_What is asked:_ Work out the number of lines containing "good". Answer with nothing but that number.

_Data records:_
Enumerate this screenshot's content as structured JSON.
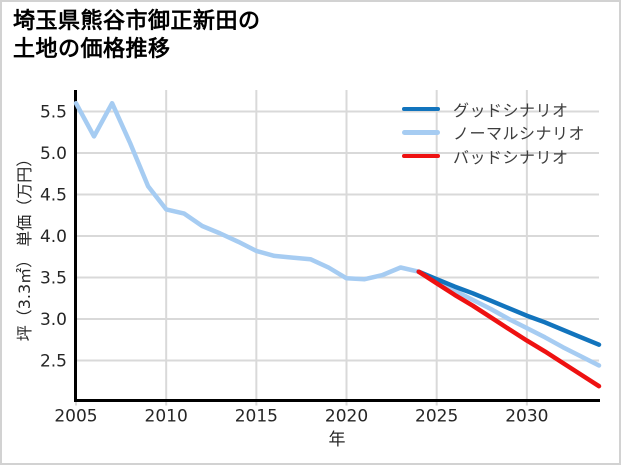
{
  "figure": {
    "title_lines": [
      "埼玉県熊谷市御正新田の",
      "土地の価格推移"
    ]
  },
  "chart_data": {
    "type": "line",
    "title": "埼玉県熊谷市御正新田の土地の価格推移",
    "xlabel": "年",
    "ylabel": "坪（3.3㎡） 単価（万円）",
    "xlim": [
      2005,
      2034
    ],
    "ylim": [
      2.03,
      5.75
    ],
    "x_ticks": [
      2005,
      2010,
      2015,
      2020,
      2025,
      2030
    ],
    "y_tick_labels": [
      "5.5",
      "5.0",
      "4.5",
      "4.0",
      "3.5",
      "3.0",
      "2.5"
    ],
    "grid": true,
    "legend_position": "upper-right-inside",
    "colors": {
      "good": "#1274bd",
      "normal": "#a6ccf2",
      "bad": "#ee1111",
      "grid": "#d9d9d9",
      "axis": "#000000",
      "tick_text": "#262626"
    },
    "series": [
      {
        "id": "history",
        "color_key": "normal",
        "x": [
          2005,
          2006,
          2007,
          2008,
          2009,
          2010,
          2011,
          2012,
          2013,
          2014,
          2015,
          2016,
          2017,
          2018,
          2019,
          2020,
          2021,
          2022,
          2023,
          2024
        ],
        "values": [
          5.6,
          5.2,
          5.6,
          5.12,
          4.6,
          4.32,
          4.27,
          4.12,
          4.03,
          3.93,
          3.82,
          3.76,
          3.74,
          3.72,
          3.62,
          3.49,
          3.48,
          3.53,
          3.62,
          3.57
        ]
      },
      {
        "id": "normal",
        "color_key": "normal",
        "x": [
          2024,
          2025,
          2026,
          2027,
          2028,
          2029,
          2030,
          2031,
          2032,
          2033,
          2034
        ],
        "values": [
          3.57,
          3.46,
          3.34,
          3.23,
          3.12,
          3.0,
          2.89,
          2.78,
          2.66,
          2.55,
          2.44
        ]
      },
      {
        "id": "good",
        "color_key": "good",
        "x": [
          2024,
          2025,
          2026,
          2027,
          2028,
          2029,
          2030,
          2031,
          2032,
          2033,
          2034
        ],
        "values": [
          3.57,
          3.48,
          3.39,
          3.31,
          3.22,
          3.13,
          3.04,
          2.96,
          2.87,
          2.78,
          2.69
        ]
      },
      {
        "id": "bad",
        "color_key": "bad",
        "x": [
          2024,
          2025,
          2026,
          2027,
          2028,
          2029,
          2030,
          2031,
          2032,
          2033,
          2034
        ],
        "values": [
          3.57,
          3.43,
          3.29,
          3.16,
          3.02,
          2.88,
          2.74,
          2.61,
          2.47,
          2.33,
          2.19
        ]
      }
    ],
    "legend": [
      {
        "id": "good",
        "label": "グッドシナリオ"
      },
      {
        "id": "normal",
        "label": "ノーマルシナリオ"
      },
      {
        "id": "bad",
        "label": "バッドシナリオ"
      }
    ]
  }
}
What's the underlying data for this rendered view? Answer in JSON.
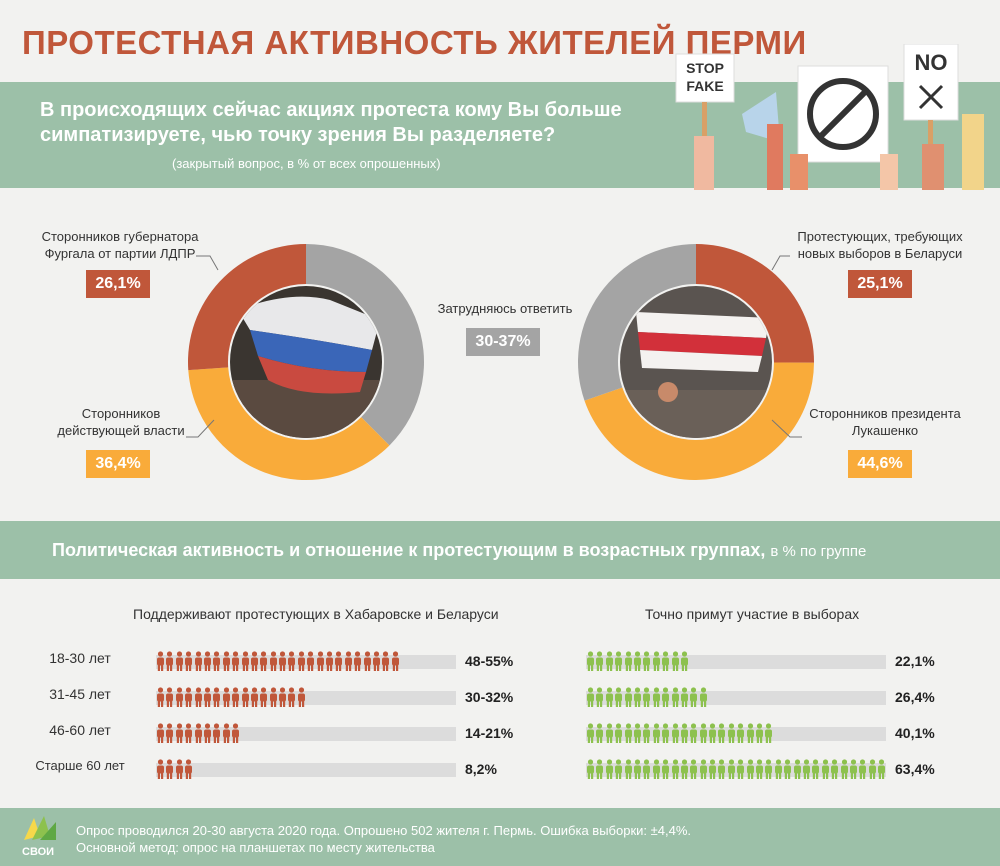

_Task solution:_ 4